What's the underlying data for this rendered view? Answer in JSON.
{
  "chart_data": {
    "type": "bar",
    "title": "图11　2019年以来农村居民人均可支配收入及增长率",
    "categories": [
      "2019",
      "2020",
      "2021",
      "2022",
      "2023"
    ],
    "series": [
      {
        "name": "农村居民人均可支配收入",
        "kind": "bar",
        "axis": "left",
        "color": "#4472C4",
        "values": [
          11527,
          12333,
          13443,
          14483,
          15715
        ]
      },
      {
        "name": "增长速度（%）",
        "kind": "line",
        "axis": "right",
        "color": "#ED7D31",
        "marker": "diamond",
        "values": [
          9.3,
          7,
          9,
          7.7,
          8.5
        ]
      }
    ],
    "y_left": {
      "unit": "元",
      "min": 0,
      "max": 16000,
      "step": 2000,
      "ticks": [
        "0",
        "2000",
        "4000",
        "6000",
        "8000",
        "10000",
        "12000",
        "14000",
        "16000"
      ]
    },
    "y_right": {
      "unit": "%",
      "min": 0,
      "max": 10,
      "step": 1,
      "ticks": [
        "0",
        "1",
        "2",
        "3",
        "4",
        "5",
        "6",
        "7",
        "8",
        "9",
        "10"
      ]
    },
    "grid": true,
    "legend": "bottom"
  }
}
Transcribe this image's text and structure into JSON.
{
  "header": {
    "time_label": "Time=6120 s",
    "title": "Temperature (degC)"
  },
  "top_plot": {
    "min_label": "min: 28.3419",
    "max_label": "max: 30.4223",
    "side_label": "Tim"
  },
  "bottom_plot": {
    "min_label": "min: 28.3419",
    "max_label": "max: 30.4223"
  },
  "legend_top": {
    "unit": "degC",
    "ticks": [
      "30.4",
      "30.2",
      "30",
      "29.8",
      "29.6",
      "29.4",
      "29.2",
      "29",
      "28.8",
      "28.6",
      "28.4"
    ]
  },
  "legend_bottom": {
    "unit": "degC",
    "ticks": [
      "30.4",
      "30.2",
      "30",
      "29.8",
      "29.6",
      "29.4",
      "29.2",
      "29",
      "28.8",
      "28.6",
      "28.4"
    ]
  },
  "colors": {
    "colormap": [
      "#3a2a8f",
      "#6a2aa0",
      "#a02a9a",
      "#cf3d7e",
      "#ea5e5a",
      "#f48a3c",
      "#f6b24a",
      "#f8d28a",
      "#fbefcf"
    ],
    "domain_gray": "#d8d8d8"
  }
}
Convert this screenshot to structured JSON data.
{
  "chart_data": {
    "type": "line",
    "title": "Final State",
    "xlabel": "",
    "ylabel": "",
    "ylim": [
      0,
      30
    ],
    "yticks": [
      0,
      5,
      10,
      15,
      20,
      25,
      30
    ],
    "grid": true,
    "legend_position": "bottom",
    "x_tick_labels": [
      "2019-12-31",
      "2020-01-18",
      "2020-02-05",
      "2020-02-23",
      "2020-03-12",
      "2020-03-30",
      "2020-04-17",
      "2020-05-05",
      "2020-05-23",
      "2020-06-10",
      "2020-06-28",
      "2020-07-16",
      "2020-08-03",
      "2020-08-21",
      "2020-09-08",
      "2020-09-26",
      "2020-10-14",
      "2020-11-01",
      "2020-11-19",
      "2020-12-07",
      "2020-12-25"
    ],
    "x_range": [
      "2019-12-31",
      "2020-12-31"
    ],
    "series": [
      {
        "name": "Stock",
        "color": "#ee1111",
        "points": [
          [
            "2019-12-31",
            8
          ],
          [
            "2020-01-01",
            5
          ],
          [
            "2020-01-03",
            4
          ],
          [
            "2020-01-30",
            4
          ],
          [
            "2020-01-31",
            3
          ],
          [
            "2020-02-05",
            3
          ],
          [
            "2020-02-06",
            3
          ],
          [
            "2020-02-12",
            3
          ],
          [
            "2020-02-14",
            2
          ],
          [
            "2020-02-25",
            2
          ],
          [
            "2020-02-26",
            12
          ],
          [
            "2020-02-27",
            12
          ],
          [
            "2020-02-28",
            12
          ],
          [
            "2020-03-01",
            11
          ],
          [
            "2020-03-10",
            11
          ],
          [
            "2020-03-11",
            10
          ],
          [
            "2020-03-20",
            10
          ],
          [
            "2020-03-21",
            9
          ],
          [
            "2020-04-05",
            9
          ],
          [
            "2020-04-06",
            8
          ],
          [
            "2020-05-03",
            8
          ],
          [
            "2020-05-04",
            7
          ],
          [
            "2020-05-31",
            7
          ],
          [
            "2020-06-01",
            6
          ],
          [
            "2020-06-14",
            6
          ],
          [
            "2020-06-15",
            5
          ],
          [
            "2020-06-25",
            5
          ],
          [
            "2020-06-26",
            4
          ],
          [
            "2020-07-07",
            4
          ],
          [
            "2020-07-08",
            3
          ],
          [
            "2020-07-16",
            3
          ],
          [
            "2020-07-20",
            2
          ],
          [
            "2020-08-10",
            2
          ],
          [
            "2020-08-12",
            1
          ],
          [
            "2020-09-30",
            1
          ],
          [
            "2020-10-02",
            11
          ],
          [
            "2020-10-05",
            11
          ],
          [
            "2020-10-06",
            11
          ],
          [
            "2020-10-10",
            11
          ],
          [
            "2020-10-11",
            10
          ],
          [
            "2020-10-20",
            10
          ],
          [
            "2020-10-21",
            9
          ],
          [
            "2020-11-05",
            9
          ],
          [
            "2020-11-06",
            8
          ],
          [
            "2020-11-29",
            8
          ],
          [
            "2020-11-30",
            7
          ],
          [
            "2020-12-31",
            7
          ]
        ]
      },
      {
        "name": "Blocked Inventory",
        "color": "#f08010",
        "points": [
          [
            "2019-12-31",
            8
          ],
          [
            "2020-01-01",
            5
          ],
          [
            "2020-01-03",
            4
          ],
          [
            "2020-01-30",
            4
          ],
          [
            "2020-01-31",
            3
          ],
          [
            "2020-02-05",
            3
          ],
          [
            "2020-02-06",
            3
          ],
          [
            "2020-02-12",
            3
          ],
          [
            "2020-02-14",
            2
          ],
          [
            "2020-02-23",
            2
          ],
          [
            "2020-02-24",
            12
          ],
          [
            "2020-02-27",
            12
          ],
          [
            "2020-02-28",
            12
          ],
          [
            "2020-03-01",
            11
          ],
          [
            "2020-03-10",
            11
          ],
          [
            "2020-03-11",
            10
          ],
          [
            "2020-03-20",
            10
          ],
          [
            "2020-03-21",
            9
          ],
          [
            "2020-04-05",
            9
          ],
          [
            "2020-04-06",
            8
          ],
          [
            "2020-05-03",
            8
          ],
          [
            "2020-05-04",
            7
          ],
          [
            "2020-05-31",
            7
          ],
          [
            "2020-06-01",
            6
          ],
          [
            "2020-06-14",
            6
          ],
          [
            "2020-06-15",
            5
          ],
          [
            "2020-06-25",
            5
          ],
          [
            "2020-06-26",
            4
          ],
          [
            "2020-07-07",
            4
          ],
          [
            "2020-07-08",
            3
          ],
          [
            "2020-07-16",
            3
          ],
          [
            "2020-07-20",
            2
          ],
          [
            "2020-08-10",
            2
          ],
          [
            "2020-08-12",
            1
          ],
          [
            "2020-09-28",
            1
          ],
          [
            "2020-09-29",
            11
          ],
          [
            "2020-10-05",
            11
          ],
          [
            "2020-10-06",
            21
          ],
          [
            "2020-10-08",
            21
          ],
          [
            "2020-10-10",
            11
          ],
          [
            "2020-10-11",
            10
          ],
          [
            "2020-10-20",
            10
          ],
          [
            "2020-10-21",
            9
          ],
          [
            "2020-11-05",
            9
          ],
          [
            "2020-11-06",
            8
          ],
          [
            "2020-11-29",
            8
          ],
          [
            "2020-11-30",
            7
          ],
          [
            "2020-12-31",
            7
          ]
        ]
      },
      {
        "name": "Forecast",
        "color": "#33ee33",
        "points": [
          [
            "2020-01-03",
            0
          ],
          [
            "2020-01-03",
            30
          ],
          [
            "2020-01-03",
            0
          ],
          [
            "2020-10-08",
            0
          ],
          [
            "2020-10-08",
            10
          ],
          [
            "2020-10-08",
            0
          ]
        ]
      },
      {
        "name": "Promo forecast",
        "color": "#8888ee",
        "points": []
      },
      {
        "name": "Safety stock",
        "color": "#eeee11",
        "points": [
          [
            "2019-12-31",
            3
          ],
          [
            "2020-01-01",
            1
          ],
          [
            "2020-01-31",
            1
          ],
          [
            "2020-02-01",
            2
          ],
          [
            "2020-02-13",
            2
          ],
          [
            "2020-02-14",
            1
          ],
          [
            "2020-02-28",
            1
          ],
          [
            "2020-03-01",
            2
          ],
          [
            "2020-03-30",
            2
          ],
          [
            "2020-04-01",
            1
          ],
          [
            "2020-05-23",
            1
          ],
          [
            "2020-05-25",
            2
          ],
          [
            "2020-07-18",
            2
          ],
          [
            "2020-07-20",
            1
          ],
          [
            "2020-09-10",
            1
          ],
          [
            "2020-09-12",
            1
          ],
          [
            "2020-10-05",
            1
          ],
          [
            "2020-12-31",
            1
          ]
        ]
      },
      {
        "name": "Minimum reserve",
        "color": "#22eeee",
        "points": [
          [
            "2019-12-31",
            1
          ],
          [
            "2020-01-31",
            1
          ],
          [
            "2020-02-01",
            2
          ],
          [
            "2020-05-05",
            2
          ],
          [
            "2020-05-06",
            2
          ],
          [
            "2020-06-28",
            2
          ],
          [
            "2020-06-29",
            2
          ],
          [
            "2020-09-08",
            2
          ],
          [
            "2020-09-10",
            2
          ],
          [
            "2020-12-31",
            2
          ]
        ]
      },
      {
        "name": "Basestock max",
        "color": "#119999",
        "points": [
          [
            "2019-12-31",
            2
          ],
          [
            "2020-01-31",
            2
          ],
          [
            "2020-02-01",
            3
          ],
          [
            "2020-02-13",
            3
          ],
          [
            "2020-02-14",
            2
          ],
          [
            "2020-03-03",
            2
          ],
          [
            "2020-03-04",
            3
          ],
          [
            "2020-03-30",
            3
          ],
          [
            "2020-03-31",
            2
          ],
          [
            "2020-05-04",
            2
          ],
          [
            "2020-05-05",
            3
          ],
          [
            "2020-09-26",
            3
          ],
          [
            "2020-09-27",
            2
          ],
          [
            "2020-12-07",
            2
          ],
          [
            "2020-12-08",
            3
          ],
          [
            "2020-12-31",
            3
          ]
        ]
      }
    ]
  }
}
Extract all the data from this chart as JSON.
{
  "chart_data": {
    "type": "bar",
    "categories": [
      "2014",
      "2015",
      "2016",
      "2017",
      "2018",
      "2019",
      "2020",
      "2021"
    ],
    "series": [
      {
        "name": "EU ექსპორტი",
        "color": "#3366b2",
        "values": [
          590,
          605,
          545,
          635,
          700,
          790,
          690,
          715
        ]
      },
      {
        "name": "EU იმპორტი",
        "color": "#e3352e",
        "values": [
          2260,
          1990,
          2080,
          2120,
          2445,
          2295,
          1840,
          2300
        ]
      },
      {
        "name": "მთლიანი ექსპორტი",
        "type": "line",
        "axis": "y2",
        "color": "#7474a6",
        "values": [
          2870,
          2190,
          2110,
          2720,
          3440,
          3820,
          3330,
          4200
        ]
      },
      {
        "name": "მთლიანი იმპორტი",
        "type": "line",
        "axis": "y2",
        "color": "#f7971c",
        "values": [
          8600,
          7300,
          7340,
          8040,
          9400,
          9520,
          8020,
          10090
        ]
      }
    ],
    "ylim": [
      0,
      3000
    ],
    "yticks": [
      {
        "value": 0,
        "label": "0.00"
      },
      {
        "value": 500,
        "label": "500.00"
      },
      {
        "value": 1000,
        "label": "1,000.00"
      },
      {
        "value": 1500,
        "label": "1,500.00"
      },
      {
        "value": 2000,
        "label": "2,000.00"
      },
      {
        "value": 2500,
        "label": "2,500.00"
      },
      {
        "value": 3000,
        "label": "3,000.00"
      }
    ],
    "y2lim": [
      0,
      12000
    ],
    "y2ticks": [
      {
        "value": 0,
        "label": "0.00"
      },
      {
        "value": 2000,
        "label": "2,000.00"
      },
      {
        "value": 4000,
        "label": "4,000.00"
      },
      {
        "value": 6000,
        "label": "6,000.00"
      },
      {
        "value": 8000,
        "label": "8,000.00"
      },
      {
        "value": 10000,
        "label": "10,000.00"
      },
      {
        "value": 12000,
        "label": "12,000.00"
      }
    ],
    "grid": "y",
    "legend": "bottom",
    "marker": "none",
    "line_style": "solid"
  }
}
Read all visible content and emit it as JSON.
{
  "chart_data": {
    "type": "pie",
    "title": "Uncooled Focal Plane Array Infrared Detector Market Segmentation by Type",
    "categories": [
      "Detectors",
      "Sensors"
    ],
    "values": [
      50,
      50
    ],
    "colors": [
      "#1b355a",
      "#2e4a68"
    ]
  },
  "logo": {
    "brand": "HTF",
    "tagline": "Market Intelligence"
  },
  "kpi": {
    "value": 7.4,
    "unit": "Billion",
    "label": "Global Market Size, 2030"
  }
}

──────

Copy every line that contains the string "this".

• PROBLEM SOLUTION:
What's the underlying data for this rendered view? Answer in JSON.
Transcribe this image's text and structure into JSON.
Convert this screenshot to structured JSON data.
Extract all the data from this chart as JSON.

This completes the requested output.